Short problem: Check each line of the records below for the word "zawierają" and copy those where it appears.

The data:
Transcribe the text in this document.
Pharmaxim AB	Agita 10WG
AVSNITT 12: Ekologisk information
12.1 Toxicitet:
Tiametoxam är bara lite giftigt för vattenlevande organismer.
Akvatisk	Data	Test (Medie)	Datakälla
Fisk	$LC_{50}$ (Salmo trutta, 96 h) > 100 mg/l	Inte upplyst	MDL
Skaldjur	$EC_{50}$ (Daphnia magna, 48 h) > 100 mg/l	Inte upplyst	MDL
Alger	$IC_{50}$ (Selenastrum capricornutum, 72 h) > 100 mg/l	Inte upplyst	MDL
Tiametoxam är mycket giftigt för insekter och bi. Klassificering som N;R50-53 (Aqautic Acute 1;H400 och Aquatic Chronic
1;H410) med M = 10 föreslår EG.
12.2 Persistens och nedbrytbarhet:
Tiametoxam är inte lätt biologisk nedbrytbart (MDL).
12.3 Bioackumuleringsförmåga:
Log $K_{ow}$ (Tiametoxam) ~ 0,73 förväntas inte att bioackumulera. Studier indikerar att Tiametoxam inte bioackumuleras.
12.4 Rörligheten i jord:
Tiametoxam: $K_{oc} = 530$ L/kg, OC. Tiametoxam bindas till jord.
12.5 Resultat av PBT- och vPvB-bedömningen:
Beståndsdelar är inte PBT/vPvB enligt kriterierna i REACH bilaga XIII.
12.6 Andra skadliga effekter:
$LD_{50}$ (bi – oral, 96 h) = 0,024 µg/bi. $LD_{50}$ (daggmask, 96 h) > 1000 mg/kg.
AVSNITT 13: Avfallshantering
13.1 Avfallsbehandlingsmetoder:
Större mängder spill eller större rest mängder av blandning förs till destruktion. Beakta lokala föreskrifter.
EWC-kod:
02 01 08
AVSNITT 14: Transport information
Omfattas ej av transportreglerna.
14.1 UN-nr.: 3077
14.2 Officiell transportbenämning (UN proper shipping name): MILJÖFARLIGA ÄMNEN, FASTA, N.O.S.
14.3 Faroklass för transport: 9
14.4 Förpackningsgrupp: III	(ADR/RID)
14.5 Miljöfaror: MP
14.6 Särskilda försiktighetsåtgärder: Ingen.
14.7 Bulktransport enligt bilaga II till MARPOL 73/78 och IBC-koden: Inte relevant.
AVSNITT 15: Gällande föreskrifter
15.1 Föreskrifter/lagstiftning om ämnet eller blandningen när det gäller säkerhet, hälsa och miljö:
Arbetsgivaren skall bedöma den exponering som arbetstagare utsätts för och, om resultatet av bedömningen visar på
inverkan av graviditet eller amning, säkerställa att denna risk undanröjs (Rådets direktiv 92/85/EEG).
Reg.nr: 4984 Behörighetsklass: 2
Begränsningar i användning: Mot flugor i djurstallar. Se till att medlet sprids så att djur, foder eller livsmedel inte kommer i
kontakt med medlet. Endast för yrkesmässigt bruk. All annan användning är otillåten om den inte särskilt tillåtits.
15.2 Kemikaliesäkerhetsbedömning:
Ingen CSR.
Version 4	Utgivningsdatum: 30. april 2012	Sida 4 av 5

==

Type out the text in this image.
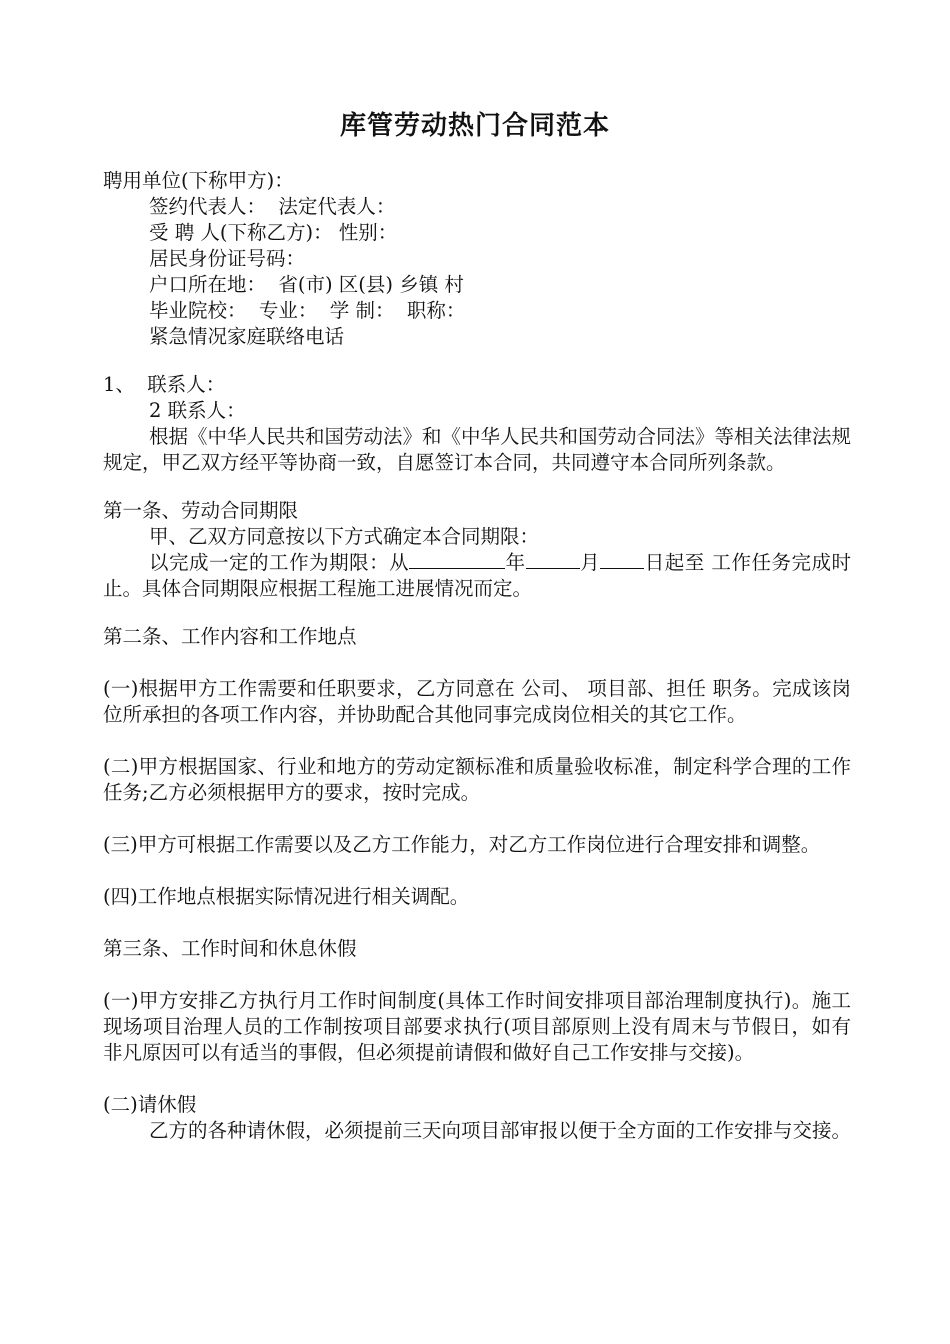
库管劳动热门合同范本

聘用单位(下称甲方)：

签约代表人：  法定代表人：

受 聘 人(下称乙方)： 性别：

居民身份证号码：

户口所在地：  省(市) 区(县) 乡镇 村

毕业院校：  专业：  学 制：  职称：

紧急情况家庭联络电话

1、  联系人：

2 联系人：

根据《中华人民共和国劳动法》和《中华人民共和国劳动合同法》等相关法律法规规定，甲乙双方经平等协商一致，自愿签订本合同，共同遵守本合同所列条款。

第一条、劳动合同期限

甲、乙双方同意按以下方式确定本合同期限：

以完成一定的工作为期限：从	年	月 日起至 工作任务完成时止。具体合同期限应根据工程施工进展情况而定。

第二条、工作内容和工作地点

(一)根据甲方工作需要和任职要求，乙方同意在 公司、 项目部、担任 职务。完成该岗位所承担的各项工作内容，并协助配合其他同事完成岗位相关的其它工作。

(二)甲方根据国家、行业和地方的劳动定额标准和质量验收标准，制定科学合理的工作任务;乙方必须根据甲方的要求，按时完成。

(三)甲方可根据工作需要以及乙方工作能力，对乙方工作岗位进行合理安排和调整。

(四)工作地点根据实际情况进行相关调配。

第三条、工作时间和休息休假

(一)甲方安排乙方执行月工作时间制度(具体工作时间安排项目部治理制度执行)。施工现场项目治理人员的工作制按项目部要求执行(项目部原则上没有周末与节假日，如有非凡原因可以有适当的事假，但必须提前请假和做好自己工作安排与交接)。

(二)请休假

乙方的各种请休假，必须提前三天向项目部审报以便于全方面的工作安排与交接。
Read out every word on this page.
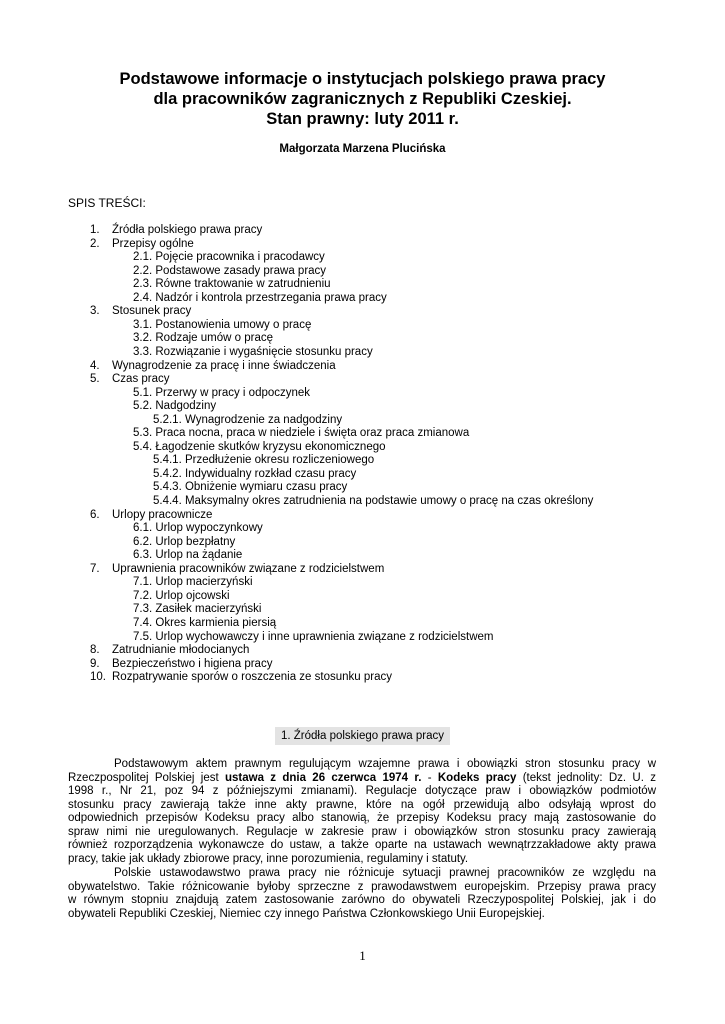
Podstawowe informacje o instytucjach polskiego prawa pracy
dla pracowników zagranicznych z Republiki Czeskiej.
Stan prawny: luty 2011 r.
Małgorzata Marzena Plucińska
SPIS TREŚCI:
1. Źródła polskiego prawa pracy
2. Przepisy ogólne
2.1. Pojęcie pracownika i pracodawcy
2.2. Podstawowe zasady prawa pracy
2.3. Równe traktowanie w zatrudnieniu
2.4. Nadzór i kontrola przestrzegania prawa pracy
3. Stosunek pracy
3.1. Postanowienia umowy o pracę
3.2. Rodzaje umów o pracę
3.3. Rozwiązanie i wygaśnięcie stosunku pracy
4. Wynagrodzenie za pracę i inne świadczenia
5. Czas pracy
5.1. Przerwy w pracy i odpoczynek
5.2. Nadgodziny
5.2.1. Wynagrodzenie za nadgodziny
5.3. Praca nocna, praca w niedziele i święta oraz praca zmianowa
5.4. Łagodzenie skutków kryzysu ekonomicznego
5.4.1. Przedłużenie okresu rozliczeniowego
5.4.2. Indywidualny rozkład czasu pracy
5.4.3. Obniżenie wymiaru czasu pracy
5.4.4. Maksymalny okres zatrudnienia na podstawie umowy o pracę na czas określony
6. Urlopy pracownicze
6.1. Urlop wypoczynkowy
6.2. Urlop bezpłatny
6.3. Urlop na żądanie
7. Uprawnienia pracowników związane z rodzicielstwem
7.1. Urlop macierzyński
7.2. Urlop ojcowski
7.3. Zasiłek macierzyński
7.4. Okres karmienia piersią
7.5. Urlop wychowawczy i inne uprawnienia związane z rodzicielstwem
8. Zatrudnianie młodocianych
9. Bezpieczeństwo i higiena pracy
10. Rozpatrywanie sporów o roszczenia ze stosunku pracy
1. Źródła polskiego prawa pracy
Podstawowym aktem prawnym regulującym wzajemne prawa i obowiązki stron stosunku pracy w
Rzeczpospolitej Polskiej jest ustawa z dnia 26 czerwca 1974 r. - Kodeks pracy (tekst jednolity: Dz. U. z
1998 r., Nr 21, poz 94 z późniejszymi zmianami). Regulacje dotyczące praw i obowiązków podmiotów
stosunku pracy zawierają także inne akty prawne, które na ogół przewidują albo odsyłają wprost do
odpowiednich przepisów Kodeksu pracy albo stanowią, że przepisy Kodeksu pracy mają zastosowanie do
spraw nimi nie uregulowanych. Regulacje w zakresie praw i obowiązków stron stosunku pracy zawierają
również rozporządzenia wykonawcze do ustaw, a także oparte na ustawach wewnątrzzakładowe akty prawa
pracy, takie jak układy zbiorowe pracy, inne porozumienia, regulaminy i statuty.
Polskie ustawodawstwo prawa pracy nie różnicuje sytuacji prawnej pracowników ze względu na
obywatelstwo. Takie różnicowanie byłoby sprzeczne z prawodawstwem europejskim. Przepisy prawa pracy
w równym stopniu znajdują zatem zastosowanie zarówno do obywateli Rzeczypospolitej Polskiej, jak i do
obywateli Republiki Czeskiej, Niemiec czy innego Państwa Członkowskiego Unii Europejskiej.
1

Result for this task:
stosunku pracy zawierają także inne akty prawne, które na ogół przewidują albo odsyłają wprost do
spraw nimi nie uregulowanych. Regulacje w zakresie praw i obowiązków stron stosunku pracy zawierają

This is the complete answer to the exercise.